Data entries for graphics
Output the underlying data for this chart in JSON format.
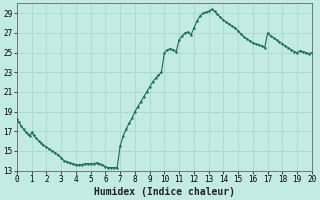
{
  "xlabel": "Humidex (Indice chaleur)",
  "bg_color": "#c2ebe5",
  "grid_color": "#a8d8d2",
  "line_color": "#1a6b5a",
  "marker_color": "#1a6b5a",
  "xlim": [
    0,
    20
  ],
  "ylim": [
    13,
    30
  ],
  "xticks": [
    0,
    1,
    2,
    3,
    4,
    5,
    6,
    7,
    8,
    9,
    10,
    11,
    12,
    13,
    14,
    15,
    16,
    17,
    18,
    19,
    20
  ],
  "yticks": [
    13,
    15,
    17,
    19,
    21,
    23,
    25,
    27,
    29
  ],
  "x": [
    0.0,
    0.15,
    0.3,
    0.45,
    0.6,
    0.75,
    0.9,
    1.0,
    1.15,
    1.3,
    1.5,
    1.65,
    1.8,
    2.0,
    2.2,
    2.4,
    2.6,
    2.8,
    3.0,
    3.2,
    3.4,
    3.6,
    3.8,
    4.0,
    4.2,
    4.4,
    4.6,
    4.8,
    5.0,
    5.2,
    5.4,
    5.6,
    5.8,
    6.0,
    6.2,
    6.4,
    6.6,
    6.8,
    7.0,
    7.2,
    7.4,
    7.6,
    7.8,
    8.0,
    8.2,
    8.4,
    8.6,
    8.8,
    9.0,
    9.2,
    9.4,
    9.6,
    9.8,
    10.0,
    10.2,
    10.4,
    10.6,
    10.8,
    11.0,
    11.2,
    11.4,
    11.6,
    11.8,
    12.0,
    12.2,
    12.4,
    12.6,
    12.8,
    13.0,
    13.2,
    13.4,
    13.6,
    13.8,
    14.0,
    14.2,
    14.4,
    14.6,
    14.8,
    15.0,
    15.2,
    15.4,
    15.6,
    15.8,
    16.0,
    16.2,
    16.4,
    16.6,
    16.8,
    17.0,
    17.2,
    17.4,
    17.6,
    17.8,
    18.0,
    18.2,
    18.4,
    18.6,
    18.8,
    19.0,
    19.2,
    19.4,
    19.6,
    19.8,
    20.0
  ],
  "y": [
    18.2,
    17.9,
    17.5,
    17.2,
    16.9,
    16.7,
    16.5,
    16.9,
    16.6,
    16.3,
    16.0,
    15.8,
    15.6,
    15.4,
    15.2,
    15.0,
    14.8,
    14.6,
    14.3,
    14.0,
    13.9,
    13.8,
    13.7,
    13.6,
    13.6,
    13.6,
    13.7,
    13.7,
    13.7,
    13.7,
    13.8,
    13.7,
    13.6,
    13.4,
    13.3,
    13.3,
    13.3,
    13.3,
    15.5,
    16.5,
    17.2,
    17.8,
    18.3,
    19.0,
    19.5,
    20.0,
    20.5,
    21.0,
    21.5,
    22.0,
    22.4,
    22.7,
    23.0,
    25.0,
    25.3,
    25.4,
    25.3,
    25.1,
    26.3,
    26.7,
    27.0,
    27.1,
    26.8,
    27.5,
    28.2,
    28.7,
    29.0,
    29.1,
    29.2,
    29.4,
    29.2,
    28.9,
    28.6,
    28.3,
    28.1,
    27.9,
    27.7,
    27.5,
    27.2,
    26.9,
    26.6,
    26.4,
    26.2,
    26.0,
    25.9,
    25.8,
    25.7,
    25.5,
    27.0,
    26.7,
    26.5,
    26.3,
    26.1,
    25.9,
    25.7,
    25.5,
    25.3,
    25.1,
    25.0,
    25.2,
    25.1,
    25.0,
    24.9,
    25.0
  ]
}
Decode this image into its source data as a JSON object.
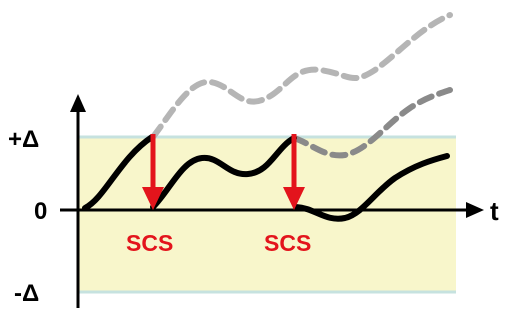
{
  "labels": {
    "plus_delta": "+Δ",
    "zero": "0",
    "minus_delta": "-Δ",
    "t_axis": "t",
    "scs_1": "SCS",
    "scs_2": "SCS"
  },
  "colors": {
    "band": "#f8f6cb",
    "band_border": "#c6e2df",
    "signal": "#000000",
    "dashed_light": "#b5b5b5",
    "dashed_dark": "#8a8a8a",
    "scs_arrow": "#e3141c",
    "scs_text": "#e3141c"
  }
}
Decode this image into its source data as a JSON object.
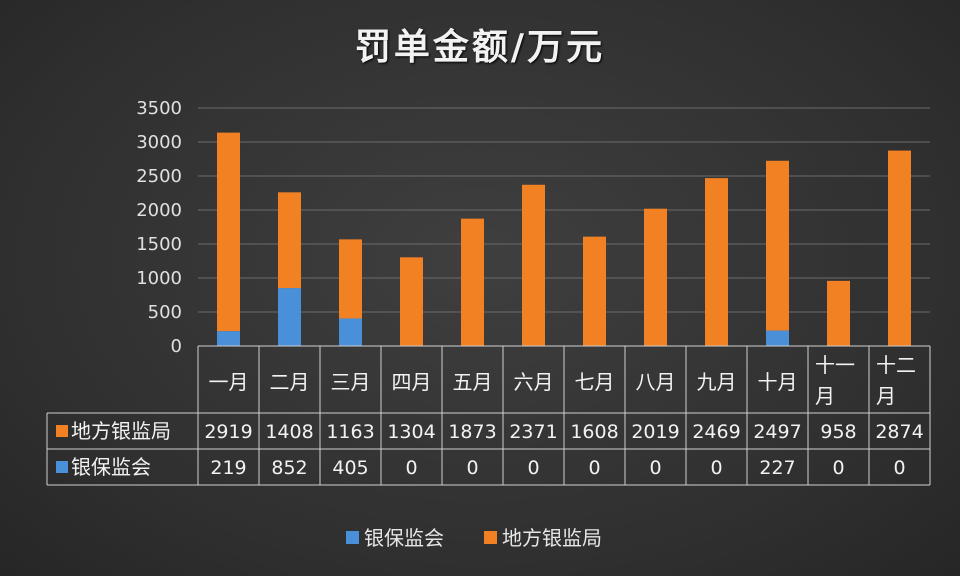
{
  "title": "罚单金额/万元",
  "colors": {
    "bank_insurance": "#4a90d9",
    "local_bank": "#f28124",
    "grid": "#6b6b6b",
    "table_border": "#d0d0d0"
  },
  "chart_data": {
    "type": "bar",
    "stacked": true,
    "title": "罚单金额/万元",
    "categories": [
      "一月",
      "二月",
      "三月",
      "四月",
      "五月",
      "六月",
      "七月",
      "八月",
      "九月",
      "十月",
      "十一月",
      "十二月"
    ],
    "series": [
      {
        "name": "银保监会",
        "values": [
          219,
          852,
          405,
          0,
          0,
          0,
          0,
          0,
          0,
          227,
          0,
          0
        ]
      },
      {
        "name": "地方银监局",
        "values": [
          2919,
          1408,
          1163,
          1304,
          1873,
          2371,
          1608,
          2019,
          2469,
          2497,
          958,
          2874
        ]
      }
    ],
    "yticks": [
      "0",
      "500",
      "1000",
      "1500",
      "2000",
      "2500",
      "3000",
      "3500"
    ],
    "ylim": [
      0,
      3500
    ],
    "grid": true,
    "legend_position": "bottom",
    "data_table": true
  }
}
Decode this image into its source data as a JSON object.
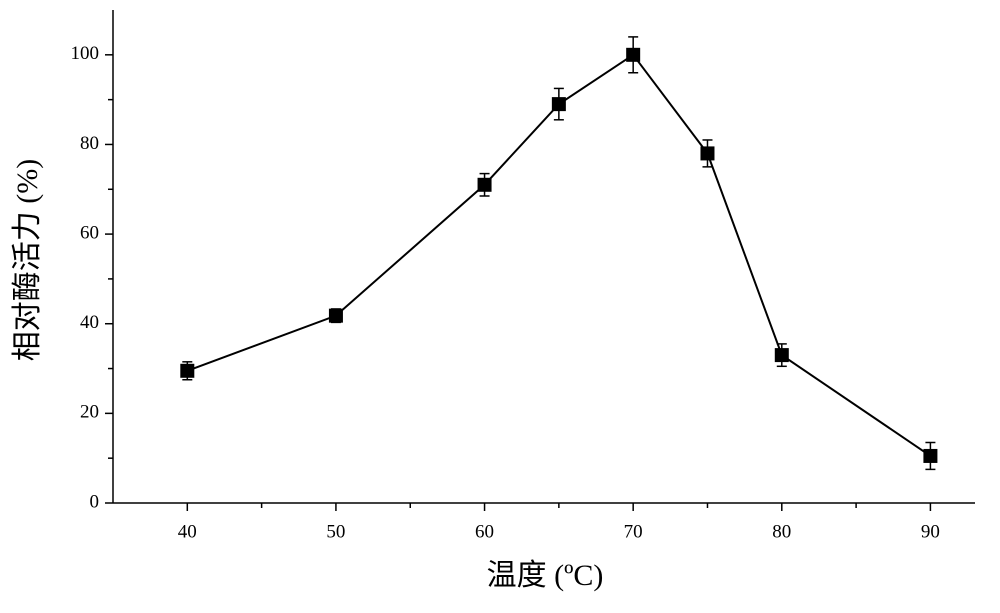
{
  "chart_data": {
    "type": "line",
    "x_label": "温度 (ºC)",
    "y_label": "相对酶活力 (%)",
    "x": [
      40,
      50,
      60,
      65,
      70,
      75,
      80,
      90
    ],
    "series": [
      {
        "color": "#000000",
        "values": [
          29.5,
          41.8,
          71,
          89,
          100,
          78,
          33,
          10.5
        ],
        "errors": [
          2,
          1.5,
          2.5,
          3.5,
          4,
          3,
          2.5,
          3
        ]
      }
    ],
    "xlim": [
      35,
      93
    ],
    "xticks": [
      40,
      50,
      60,
      70,
      80,
      90
    ],
    "x_minor_ticks": [
      45,
      55,
      65,
      75,
      85
    ],
    "ylim": [
      0,
      110
    ],
    "yticks": [
      0,
      20,
      40,
      60,
      80,
      100
    ],
    "y_minor_ticks": [
      10,
      30,
      50,
      70,
      90
    ],
    "marker": "square",
    "grid": false
  }
}
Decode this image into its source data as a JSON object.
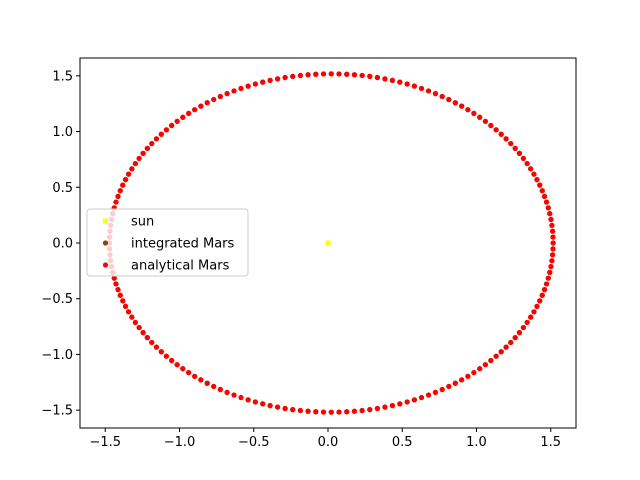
{
  "chart_data": {
    "type": "scatter",
    "title": "",
    "xlabel": "",
    "ylabel": "",
    "xlim": [
      -1.67,
      1.67
    ],
    "ylim": [
      -1.66,
      1.66
    ],
    "xticks": [
      -1.5,
      -1.0,
      -0.5,
      0.0,
      0.5,
      1.0,
      1.5
    ],
    "yticks": [
      -1.5,
      -1.0,
      -0.5,
      0.0,
      0.5,
      1.0,
      1.5
    ],
    "xtick_labels": [
      "−1.5",
      "−1.0",
      "−0.5",
      "0.0",
      "0.5",
      "1.0",
      "1.5"
    ],
    "ytick_labels": [
      "−1.5",
      "−1.0",
      "−0.5",
      "0.0",
      "0.5",
      "1.0",
      "1.5"
    ],
    "grid": false,
    "legend_position": "center-left",
    "series": [
      {
        "name": "sun",
        "color": "#ffff00",
        "marker": "square",
        "points": [
          [
            0.0,
            0.0
          ]
        ]
      },
      {
        "name": "integrated Mars",
        "color": "#8b4513",
        "marker": "circle",
        "orbit": {
          "center_x": 0.022,
          "center_y": 0.0,
          "semi_x": 1.494,
          "semi_y": 1.518,
          "n_points": 180
        }
      },
      {
        "name": "analytical Mars",
        "color": "#ff0000",
        "marker": "circle",
        "orbit": {
          "center_x": 0.022,
          "center_y": 0.0,
          "semi_x": 1.494,
          "semi_y": 1.518,
          "n_points": 180
        }
      }
    ]
  }
}
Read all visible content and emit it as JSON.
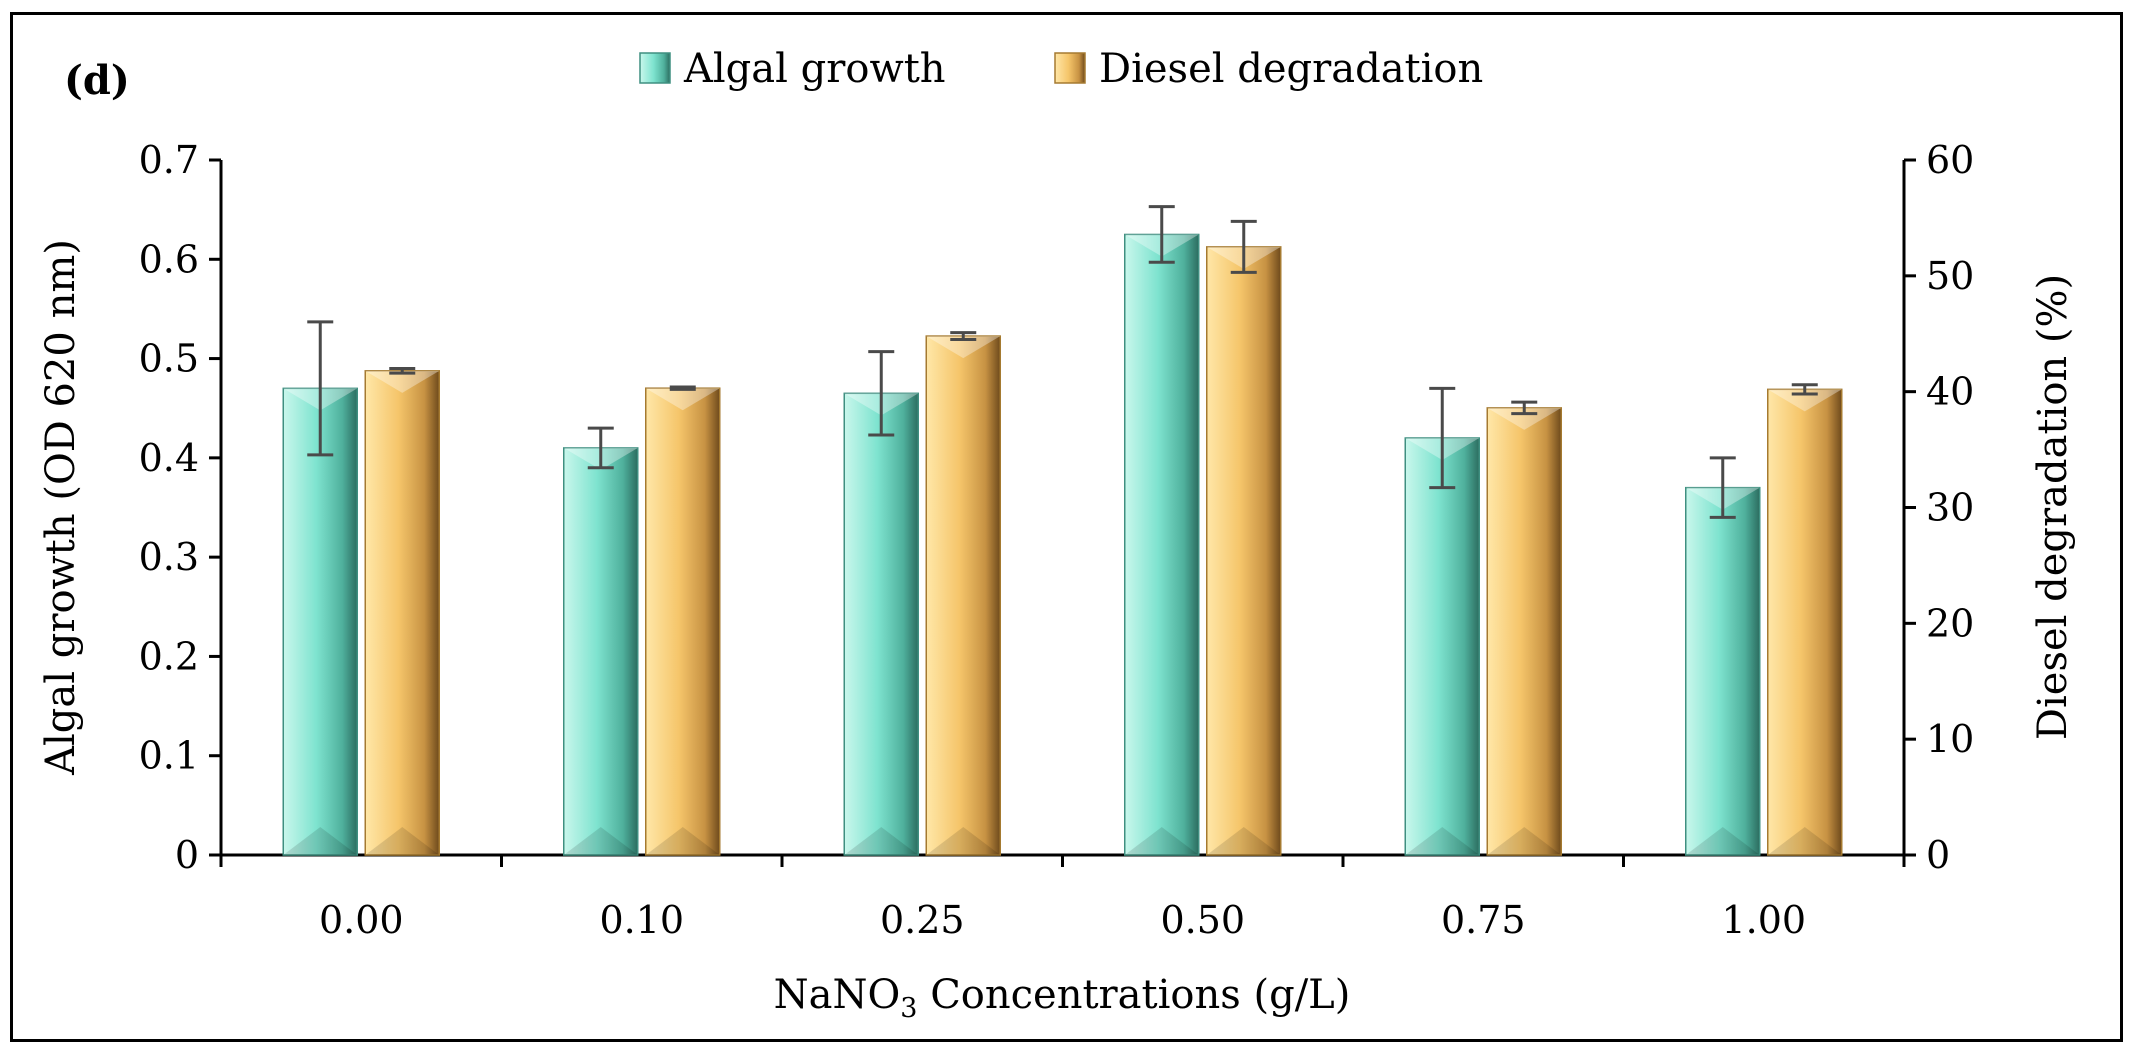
{
  "chart_data": {
    "type": "bar",
    "panel_label": "(d)",
    "xlabel_main": "NaNO",
    "xlabel_sub": "3",
    "xlabel_rest": " Concentrations (g/L)",
    "ylabel_left": "Algal growth (OD 620 nm)",
    "ylabel_right": "Diesel degradation (%)",
    "categories": [
      "0.00",
      "0.10",
      "0.25",
      "0.50",
      "0.75",
      "1.00"
    ],
    "ylim_left": [
      0,
      0.7
    ],
    "ylim_right": [
      0,
      60
    ],
    "yticks_left": [
      "0",
      "0.1",
      "0.2",
      "0.3",
      "0.4",
      "0.5",
      "0.6",
      "0.7"
    ],
    "yticks_right": [
      "0",
      "10",
      "20",
      "30",
      "40",
      "50",
      "60"
    ],
    "series": [
      {
        "name": "Algal growth",
        "axis": "left",
        "color": "#7ee3cf",
        "values": [
          0.47,
          0.41,
          0.465,
          0.625,
          0.42,
          0.37
        ],
        "errors": [
          0.067,
          0.02,
          0.042,
          0.028,
          0.05,
          0.03
        ]
      },
      {
        "name": "Diesel degradation",
        "axis": "right",
        "color": "#f5c56a",
        "values": [
          41.8,
          40.3,
          44.8,
          52.5,
          38.6,
          40.2
        ],
        "errors": [
          0.2,
          0.1,
          0.3,
          2.2,
          0.5,
          0.4
        ]
      }
    ],
    "legend": "top-center",
    "grid": false
  }
}
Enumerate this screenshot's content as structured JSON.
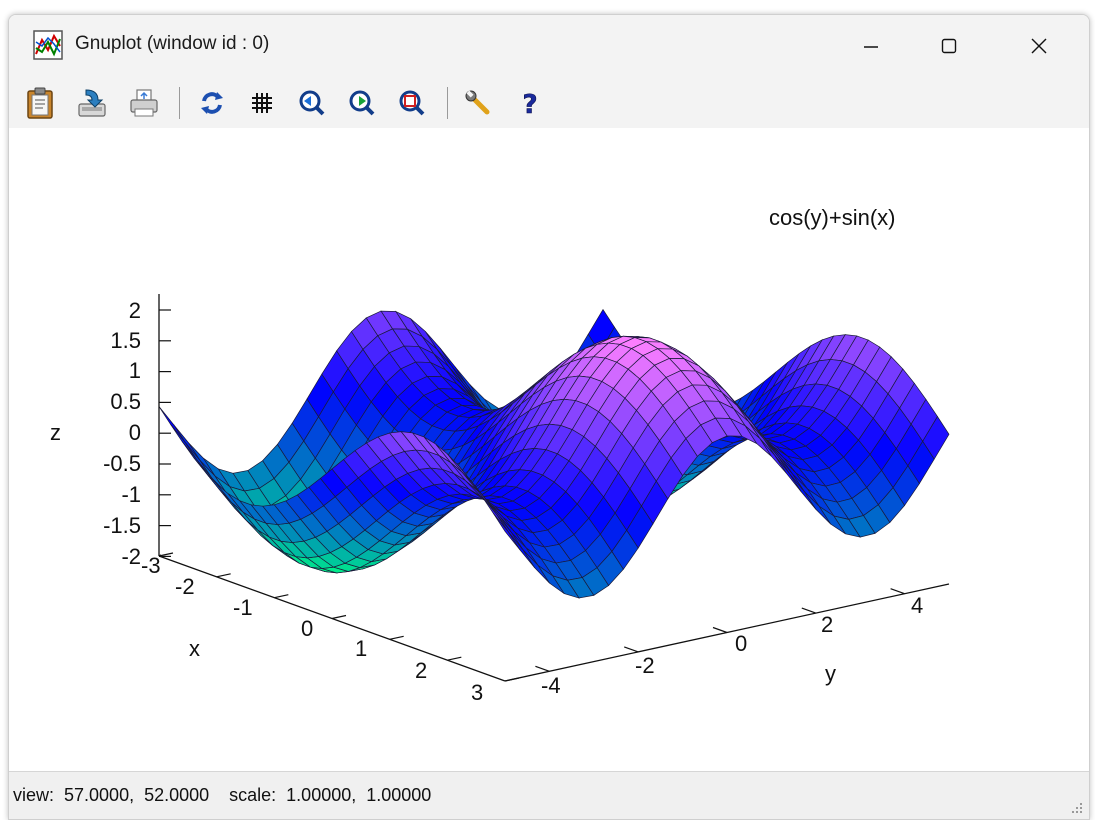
{
  "window": {
    "title": "Gnuplot (window id : 0)",
    "controls": {
      "minimize": "minimize",
      "maximize": "maximize",
      "close": "close"
    }
  },
  "toolbar": {
    "buttons": [
      {
        "name": "clipboard-button",
        "icon": "clipboard-icon"
      },
      {
        "name": "save-button",
        "icon": "save-icon"
      },
      {
        "name": "print-button",
        "icon": "printer-icon"
      },
      {
        "name": "replot-button",
        "icon": "refresh-icon"
      },
      {
        "name": "grid-button",
        "icon": "grid-icon"
      },
      {
        "name": "zoom-previous-button",
        "icon": "zoom-back-icon"
      },
      {
        "name": "zoom-next-button",
        "icon": "zoom-forward-icon"
      },
      {
        "name": "autoscale-button",
        "icon": "zoom-fit-icon"
      },
      {
        "name": "options-button",
        "icon": "wrench-icon"
      },
      {
        "name": "help-button",
        "icon": "help-icon"
      }
    ]
  },
  "plot": {
    "legend_label": "cos(y)+sin(x)",
    "z_axis_label": "z",
    "x_axis_label": "x",
    "y_axis_label": "y",
    "z_ticks": [
      "2",
      "1.5",
      "1",
      "0.5",
      "0",
      "-0.5",
      "-1",
      "-1.5",
      "-2"
    ],
    "x_ticks": [
      "-3",
      "-2",
      "-1",
      "0",
      "1",
      "2",
      "3"
    ],
    "y_ticks": [
      "-4",
      "-2",
      "0",
      "2",
      "4"
    ]
  },
  "chart_data": {
    "type": "surface",
    "function": "cos(y)+sin(x)",
    "xrange": [
      -3.14,
      3.14
    ],
    "yrange": [
      -5,
      5
    ],
    "zrange": [
      -2,
      2
    ],
    "colors": {
      "low": "#00ff80",
      "mid": "#0000ff",
      "high": "#ff80ff"
    }
  },
  "status": {
    "text": "view:  57.0000,  52.0000    scale:  1.00000,  1.00000"
  }
}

### Exercise:
Locate each line containing the string "degradation" and show it.

### The response:
    "ylabel_right": "Diesel degradation (%)",
        "name": "Diesel degradation",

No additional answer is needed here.